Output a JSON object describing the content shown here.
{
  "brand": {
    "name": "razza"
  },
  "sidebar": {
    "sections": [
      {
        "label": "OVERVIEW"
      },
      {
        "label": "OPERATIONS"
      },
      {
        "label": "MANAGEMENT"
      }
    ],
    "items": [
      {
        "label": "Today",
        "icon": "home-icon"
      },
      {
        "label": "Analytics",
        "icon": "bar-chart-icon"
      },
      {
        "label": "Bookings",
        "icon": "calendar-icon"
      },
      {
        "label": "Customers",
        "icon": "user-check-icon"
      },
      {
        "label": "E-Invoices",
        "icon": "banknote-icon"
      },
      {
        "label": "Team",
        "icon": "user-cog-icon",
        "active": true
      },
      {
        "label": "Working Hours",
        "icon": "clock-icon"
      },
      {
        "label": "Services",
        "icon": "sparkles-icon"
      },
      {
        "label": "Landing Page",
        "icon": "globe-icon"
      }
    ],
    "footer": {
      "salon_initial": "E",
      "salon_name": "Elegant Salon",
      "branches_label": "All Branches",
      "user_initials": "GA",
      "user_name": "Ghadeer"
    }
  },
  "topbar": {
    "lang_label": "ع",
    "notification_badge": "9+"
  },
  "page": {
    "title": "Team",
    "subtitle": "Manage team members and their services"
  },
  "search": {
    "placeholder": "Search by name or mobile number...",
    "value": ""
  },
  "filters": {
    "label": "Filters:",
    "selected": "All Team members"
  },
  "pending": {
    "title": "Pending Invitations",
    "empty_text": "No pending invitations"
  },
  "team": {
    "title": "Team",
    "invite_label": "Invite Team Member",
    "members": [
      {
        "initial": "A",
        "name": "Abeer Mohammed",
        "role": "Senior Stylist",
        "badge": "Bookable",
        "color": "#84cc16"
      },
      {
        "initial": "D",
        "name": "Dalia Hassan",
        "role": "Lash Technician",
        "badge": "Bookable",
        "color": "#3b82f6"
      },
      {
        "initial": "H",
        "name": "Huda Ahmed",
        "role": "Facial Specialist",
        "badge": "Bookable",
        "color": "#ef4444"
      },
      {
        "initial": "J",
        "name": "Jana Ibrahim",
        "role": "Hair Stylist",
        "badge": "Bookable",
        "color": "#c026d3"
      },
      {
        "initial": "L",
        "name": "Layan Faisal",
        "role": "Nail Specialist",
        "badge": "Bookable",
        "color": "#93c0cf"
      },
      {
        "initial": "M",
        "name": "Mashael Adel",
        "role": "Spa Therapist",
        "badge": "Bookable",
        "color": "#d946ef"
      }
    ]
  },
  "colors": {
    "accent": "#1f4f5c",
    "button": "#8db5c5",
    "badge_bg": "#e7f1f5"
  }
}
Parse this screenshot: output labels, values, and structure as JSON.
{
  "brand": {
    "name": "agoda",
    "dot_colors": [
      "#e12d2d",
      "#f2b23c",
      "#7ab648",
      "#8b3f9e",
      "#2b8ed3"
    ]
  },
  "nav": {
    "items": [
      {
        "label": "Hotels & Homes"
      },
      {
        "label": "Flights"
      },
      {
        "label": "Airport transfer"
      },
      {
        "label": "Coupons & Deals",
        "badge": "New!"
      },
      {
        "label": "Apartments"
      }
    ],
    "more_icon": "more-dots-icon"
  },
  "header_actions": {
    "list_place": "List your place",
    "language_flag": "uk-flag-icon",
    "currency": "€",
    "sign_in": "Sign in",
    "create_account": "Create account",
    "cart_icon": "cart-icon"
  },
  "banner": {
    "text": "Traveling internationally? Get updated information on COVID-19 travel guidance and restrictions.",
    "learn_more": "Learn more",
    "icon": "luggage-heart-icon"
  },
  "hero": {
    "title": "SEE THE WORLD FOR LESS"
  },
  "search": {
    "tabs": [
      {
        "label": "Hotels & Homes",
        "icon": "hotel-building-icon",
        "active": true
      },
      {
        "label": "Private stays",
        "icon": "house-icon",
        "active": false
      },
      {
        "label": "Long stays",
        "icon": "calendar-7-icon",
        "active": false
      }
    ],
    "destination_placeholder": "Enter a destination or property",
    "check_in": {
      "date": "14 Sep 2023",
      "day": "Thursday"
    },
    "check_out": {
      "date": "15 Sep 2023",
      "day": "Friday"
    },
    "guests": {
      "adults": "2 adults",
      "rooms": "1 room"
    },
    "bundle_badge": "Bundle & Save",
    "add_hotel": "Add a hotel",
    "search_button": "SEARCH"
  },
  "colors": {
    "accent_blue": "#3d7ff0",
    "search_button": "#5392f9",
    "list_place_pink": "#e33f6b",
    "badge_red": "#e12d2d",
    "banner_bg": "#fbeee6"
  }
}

### Work to be completed
Reproduce the data, keeping every line exactly the same.

### Answer to this problem
Output a JSON object describing the content shown here.
{
  "brand": {
    "name": "razza"
  },
  "sidebar": {
    "sections": [
      {
        "label": "OVERVIEW"
      },
      {
        "label": "OPERATIONS"
      },
      {
        "label": "MANAGEMENT"
      }
    ],
    "items": [
      {
        "label": "Today",
        "icon": "home-icon"
      },
      {
        "label": "Analytics",
        "icon": "bar-chart-icon"
      },
      {
        "label": "Bookings",
        "icon": "calendar-icon"
      },
      {
        "label": "Customers",
        "icon": "user-check-icon"
      },
      {
        "label": "E-Invoices",
        "icon": "banknote-icon"
      },
      {
        "label": "Team",
        "icon": "user-cog-icon",
        "active": true
      },
      {
        "label": "Working Hours",
        "icon": "clock-icon"
      },
      {
        "label": "Services",
        "icon": "sparkles-icon"
      },
      {
        "label": "Landing Page",
        "icon": "globe-icon"
      }
    ],
    "footer": {
      "salon_initial": "E",
      "salon_name": "Elegant Salon",
      "branches_label": "All Branches",
      "user_initials": "GA",
      "user_name": "Ghadeer"
    }
  },
  "topbar": {
    "lang_label": "ع",
    "notification_badge": "9+"
  },
  "page": {
    "title": "Team",
    "subtitle": "Manage team members and their services"
  },
  "search": {
    "placeholder": "Search by name or mobile number...",
    "value": ""
  },
  "filters": {
    "label": "Filters:",
    "selected": "All Team members"
  },
  "pending": {
    "title": "Pending Invitations",
    "empty_text": "No pending invitations"
  },
  "team": {
    "title": "Team",
    "invite_label": "Invite Team Member",
    "members": [
      {
        "initial": "A",
        "name": "Abeer Mohammed",
        "role": "Senior Stylist",
        "badge": "Bookable",
        "color": "#84cc16"
      },
      {
        "initial": "D",
        "name": "Dalia Hassan",
        "role": "Lash Technician",
        "badge": "Bookable",
        "color": "#3b82f6"
      },
      {
        "initial": "H",
        "name": "Huda Ahmed",
        "role": "Facial Specialist",
        "badge": "Bookable",
        "color": "#ef4444"
      },
      {
        "initial": "J",
        "name": "Jana Ibrahim",
        "role": "Hair Stylist",
        "badge": "Bookable",
        "color": "#c026d3"
      },
      {
        "initial": "L",
        "name": "Layan Faisal",
        "role": "Nail Specialist",
        "badge": "Bookable",
        "color": "#93c0cf"
      },
      {
        "initial": "M",
        "name": "Mashael Adel",
        "role": "Spa Therapist",
        "badge": "Bookable",
        "color": "#d946ef"
      }
    ]
  },
  "colors": {
    "accent": "#1f4f5c",
    "button": "#8db5c5",
    "badge_bg": "#e7f1f5"
  }
}
Parse this screenshot: output labels, values, and structure as JSON.
{
  "brand": {
    "name": "agoda",
    "dot_colors": [
      "#e12d2d",
      "#f2b23c",
      "#7ab648",
      "#8b3f9e",
      "#2b8ed3"
    ]
  },
  "nav": {
    "items": [
      {
        "label": "Hotels & Homes"
      },
      {
        "label": "Flights"
      },
      {
        "label": "Airport transfer"
      },
      {
        "label": "Coupons & Deals",
        "badge": "New!"
      },
      {
        "label": "Apartments"
      }
    ],
    "more_icon": "more-dots-icon"
  },
  "header_actions": {
    "list_place": "List your place",
    "language_flag": "uk-flag-icon",
    "currency": "€",
    "sign_in": "Sign in",
    "create_account": "Create account",
    "cart_icon": "cart-icon"
  },
  "banner": {
    "text": "Traveling internationally? Get updated information on COVID-19 travel guidance and restrictions.",
    "learn_more": "Learn more",
    "icon": "luggage-heart-icon"
  },
  "hero": {
    "title": "SEE THE WORLD FOR LESS"
  },
  "search": {
    "tabs": [
      {
        "label": "Hotels & Homes",
        "icon": "hotel-building-icon",
        "active": true
      },
      {
        "label": "Private stays",
        "icon": "house-icon",
        "active": false
      },
      {
        "label": "Long stays",
        "icon": "calendar-7-icon",
        "active": false
      }
    ],
    "destination_placeholder": "Enter a destination or property",
    "check_in": {
      "date": "14 Sep 2023",
      "day": "Thursday"
    },
    "check_out": {
      "date": "15 Sep 2023",
      "day": "Friday"
    },
    "guests": {
      "adults": "2 adults",
      "rooms": "1 room"
    },
    "bundle_badge": "Bundle & Save",
    "add_hotel": "Add a hotel",
    "search_button": "SEARCH"
  },
  "colors": {
    "accent_blue": "#3d7ff0",
    "search_button": "#5392f9",
    "list_place_pink": "#e33f6b",
    "badge_red": "#e12d2d",
    "banner_bg": "#fbeee6"
  }
}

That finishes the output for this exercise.